start Input for this task

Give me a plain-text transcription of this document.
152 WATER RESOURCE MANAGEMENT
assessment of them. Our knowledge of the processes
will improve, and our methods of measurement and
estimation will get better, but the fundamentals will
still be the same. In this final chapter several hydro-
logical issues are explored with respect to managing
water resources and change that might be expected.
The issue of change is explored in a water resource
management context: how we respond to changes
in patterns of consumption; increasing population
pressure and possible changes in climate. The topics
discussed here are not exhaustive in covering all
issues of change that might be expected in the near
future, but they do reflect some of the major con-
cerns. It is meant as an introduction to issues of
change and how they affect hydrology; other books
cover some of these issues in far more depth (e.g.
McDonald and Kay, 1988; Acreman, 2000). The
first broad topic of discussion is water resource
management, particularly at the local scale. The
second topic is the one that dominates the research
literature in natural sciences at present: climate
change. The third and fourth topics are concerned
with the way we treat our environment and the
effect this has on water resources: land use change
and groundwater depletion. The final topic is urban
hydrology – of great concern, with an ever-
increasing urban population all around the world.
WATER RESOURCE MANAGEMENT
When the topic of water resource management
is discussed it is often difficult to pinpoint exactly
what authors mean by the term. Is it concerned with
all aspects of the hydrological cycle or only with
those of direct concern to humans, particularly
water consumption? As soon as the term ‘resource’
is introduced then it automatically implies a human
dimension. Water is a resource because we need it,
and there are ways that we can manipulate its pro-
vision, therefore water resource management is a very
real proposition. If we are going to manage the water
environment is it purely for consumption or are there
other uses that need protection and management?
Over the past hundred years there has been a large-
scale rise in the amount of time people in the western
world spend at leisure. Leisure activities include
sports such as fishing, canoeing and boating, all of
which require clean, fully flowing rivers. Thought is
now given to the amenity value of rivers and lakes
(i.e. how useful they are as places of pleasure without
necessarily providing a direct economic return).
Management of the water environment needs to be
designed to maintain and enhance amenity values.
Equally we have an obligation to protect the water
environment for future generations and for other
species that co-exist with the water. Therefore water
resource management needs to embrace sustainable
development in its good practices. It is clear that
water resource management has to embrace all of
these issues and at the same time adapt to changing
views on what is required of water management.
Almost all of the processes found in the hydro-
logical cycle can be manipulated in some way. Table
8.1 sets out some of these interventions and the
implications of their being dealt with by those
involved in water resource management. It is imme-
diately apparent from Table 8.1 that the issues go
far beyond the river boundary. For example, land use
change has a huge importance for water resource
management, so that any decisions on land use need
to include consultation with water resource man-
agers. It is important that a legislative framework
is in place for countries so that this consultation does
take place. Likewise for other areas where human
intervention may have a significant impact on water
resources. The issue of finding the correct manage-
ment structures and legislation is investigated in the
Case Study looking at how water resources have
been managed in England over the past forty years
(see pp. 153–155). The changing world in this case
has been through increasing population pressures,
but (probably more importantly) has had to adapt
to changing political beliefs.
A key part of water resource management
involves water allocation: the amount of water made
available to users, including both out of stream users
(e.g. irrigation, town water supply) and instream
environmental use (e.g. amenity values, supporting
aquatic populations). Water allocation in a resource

end Input for this task

Instructions for the task:
Please reproduce each line exactly as written.

Solved exercise:
Give me a plain-text transcription of this document.
152 WATER RESOURCE MANAGEMENT
assessment of them. Our knowledge of the processes
will improve, and our methods of measurement and
estimation will get better, but the fundamentals will
still be the same. In this final chapter several hydro-
logical issues are explored with respect to managing
water resources and change that might be expected.
The issue of change is explored in a water resource
management context: how we respond to changes
in patterns of consumption; increasing population
pressure and possible changes in climate. The topics
discussed here are not exhaustive in covering all
issues of change that might be expected in the near
future, but they do reflect some of the major con-
cerns. It is meant as an introduction to issues of
change and how they affect hydrology; other books
cover some of these issues in far more depth (e.g.
McDonald and Kay, 1988; Acreman, 2000). The
first broad topic of discussion is water resource
management, particularly at the local scale. The
second topic is the one that dominates the research
literature in natural sciences at present: climate
change. The third and fourth topics are concerned
with the way we treat our environment and the
effect this has on water resources: land use change
and groundwater depletion. The final topic is urban
hydrology – of great concern, with an ever-
increasing urban population all around the world.
WATER RESOURCE MANAGEMENT
When the topic of water resource management
is discussed it is often difficult to pinpoint exactly
what authors mean by the term. Is it concerned with
all aspects of the hydrological cycle or only with
those of direct concern to humans, particularly
water consumption? As soon as the term ‘resource’
is introduced then it automatically implies a human
dimension. Water is a resource because we need it,
and there are ways that we can manipulate its pro-
vision, therefore water resource management is a very
real proposition. If we are going to manage the water
environment is it purely for consumption or are there
other uses that need protection and management?
Over the past hundred years there has been a large-
scale rise in the amount of time people in the western
world spend at leisure. Leisure activities include
sports such as fishing, canoeing and boating, all of
which require clean, fully flowing rivers. Thought is
now given to the amenity value of rivers and lakes
(i.e. how useful they are as places of pleasure without
necessarily providing a direct economic return).
Management of the water environment needs to be
designed to maintain and enhance amenity values.
Equally we have an obligation to protect the water
environment for future generations and for other
species that co-exist with the water. Therefore water
resource management needs to embrace sustainable
development in its good practices. It is clear that
water resource management has to embrace all of
these issues and at the same time adapt to changing
views on what is required of water management.
Almost all of the processes found in the hydro-
logical cycle can be manipulated in some way. Table
8.1 sets out some of these interventions and the
implications of their being dealt with by those
involved in water resource management. It is imme-
diately apparent from Table 8.1 that the issues go
far beyond the river boundary. For example, land use
change has a huge importance for water resource
management, so that any decisions on land use need
to include consultation with water resource man-
agers. It is important that a legislative framework
is in place for countries so that this consultation does
take place. Likewise for other areas where human
intervention may have a significant impact on water
resources. The issue of finding the correct manage-
ment structures and legislation is investigated in the
Case Study looking at how water resources have
been managed in England over the past forty years
(see pp. 153–155). The changing world in this case
has been through increasing population pressures,
but (probably more importantly) has had to adapt
to changing political beliefs.
A key part of water resource management
involves water allocation: the amount of water made
available to users, including both out of stream users
(e.g. irrigation, town water supply) and instream
environmental use (e.g. amenity values, supporting
aquatic populations). Water allocation in a resource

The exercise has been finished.